» REQUIREMENTS: All records below must be retyped exactly.

Source records
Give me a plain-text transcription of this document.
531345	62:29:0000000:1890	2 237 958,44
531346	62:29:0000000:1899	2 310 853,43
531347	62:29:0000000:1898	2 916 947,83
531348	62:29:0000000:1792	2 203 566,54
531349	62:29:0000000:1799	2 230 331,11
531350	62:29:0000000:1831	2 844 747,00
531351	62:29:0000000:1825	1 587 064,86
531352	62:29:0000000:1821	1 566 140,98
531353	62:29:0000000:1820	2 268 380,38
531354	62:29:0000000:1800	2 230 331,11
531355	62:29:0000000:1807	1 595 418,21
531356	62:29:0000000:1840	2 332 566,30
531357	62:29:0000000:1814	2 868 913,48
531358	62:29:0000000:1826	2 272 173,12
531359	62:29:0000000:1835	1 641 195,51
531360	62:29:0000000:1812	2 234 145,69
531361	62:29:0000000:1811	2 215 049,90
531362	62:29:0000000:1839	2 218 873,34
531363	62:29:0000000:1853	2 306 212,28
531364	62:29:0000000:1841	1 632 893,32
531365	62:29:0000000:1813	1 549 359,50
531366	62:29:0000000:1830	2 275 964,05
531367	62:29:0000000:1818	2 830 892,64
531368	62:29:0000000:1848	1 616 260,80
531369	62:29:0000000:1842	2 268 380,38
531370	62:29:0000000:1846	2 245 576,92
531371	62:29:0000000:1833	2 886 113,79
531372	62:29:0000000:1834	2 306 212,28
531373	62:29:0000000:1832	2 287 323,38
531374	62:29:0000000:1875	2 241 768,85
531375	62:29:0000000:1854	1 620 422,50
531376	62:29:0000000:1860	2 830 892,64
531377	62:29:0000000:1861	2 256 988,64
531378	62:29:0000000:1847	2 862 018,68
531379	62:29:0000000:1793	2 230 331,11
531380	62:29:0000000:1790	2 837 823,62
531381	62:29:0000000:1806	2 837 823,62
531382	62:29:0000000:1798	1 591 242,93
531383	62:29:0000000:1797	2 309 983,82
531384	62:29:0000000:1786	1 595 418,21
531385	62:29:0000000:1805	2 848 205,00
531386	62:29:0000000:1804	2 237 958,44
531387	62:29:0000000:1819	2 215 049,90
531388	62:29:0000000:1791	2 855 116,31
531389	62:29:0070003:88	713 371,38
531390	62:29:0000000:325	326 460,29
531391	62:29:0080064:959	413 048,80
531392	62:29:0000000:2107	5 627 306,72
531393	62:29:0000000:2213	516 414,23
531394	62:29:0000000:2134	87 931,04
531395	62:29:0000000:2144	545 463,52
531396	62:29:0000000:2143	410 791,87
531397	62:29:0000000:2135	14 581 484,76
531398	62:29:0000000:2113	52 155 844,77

» ANSWER TO THIS TASK:
Give me a plain-text transcription of this document.
531345	62:29:0000000:1890	2 237 958,44
531346	62:29:0000000:1899	2 310 853,43
531347	62:29:0000000:1898	2 916 947,83
531348	62:29:0000000:1792	2 203 566,54
531349	62:29:0000000:1799	2 230 331,11
531350	62:29:0000000:1831	2 844 747,00
531351	62:29:0000000:1825	1 587 064,86
531352	62:29:0000000:1821	1 566 140,98
531353	62:29:0000000:1820	2 268 380,38
531354	62:29:0000000:1800	2 230 331,11
531355	62:29:0000000:1807	1 595 418,21
531356	62:29:0000000:1840	2 332 566,30
531357	62:29:0000000:1814	2 868 913,48
531358	62:29:0000000:1826	2 272 173,12
531359	62:29:0000000:1835	1 641 195,51
531360	62:29:0000000:1812	2 234 145,69
531361	62:29:0000000:1811	2 215 049,90
531362	62:29:0000000:1839	2 218 873,34
531363	62:29:0000000:1853	2 306 212,28
531364	62:29:0000000:1841	1 632 893,32
531365	62:29:0000000:1813	1 549 359,50
531366	62:29:0000000:1830	2 275 964,05
531367	62:29:0000000:1818	2 830 892,64
531368	62:29:0000000:1848	1 616 260,80
531369	62:29:0000000:1842	2 268 380,38
531370	62:29:0000000:1846	2 245 576,92
531371	62:29:0000000:1833	2 886 113,79
531372	62:29:0000000:1834	2 306 212,28
531373	62:29:0000000:1832	2 287 323,38
531374	62:29:0000000:1875	2 241 768,85
531375	62:29:0000000:1854	1 620 422,50
531376	62:29:0000000:1860	2 830 892,64
531377	62:29:0000000:1861	2 256 988,64
531378	62:29:0000000:1847	2 862 018,68
531379	62:29:0000000:1793	2 230 331,11
531380	62:29:0000000:1790	2 837 823,62
531381	62:29:0000000:1806	2 837 823,62
531382	62:29:0000000:1798	1 591 242,93
531383	62:29:0000000:1797	2 309 983,82
531384	62:29:0000000:1786	1 595 418,21
531385	62:29:0000000:1805	2 848 205,00
531386	62:29:0000000:1804	2 237 958,44
531387	62:29:0000000:1819	2 215 049,90
531388	62:29:0000000:1791	2 855 116,31
531389	62:29:0070003:88	713 371,38
531390	62:29:0000000:325	326 460,29
531391	62:29:0080064:959	413 048,80
531392	62:29:0000000:2107	5 627 306,72
531393	62:29:0000000:2213	516 414,23
531394	62:29:0000000:2134	87 931,04
531395	62:29:0000000:2144	545 463,52
531396	62:29:0000000:2143	410 791,87
531397	62:29:0000000:2135	14 581 484,76
531398	62:29:0000000:2113	52 155 844,77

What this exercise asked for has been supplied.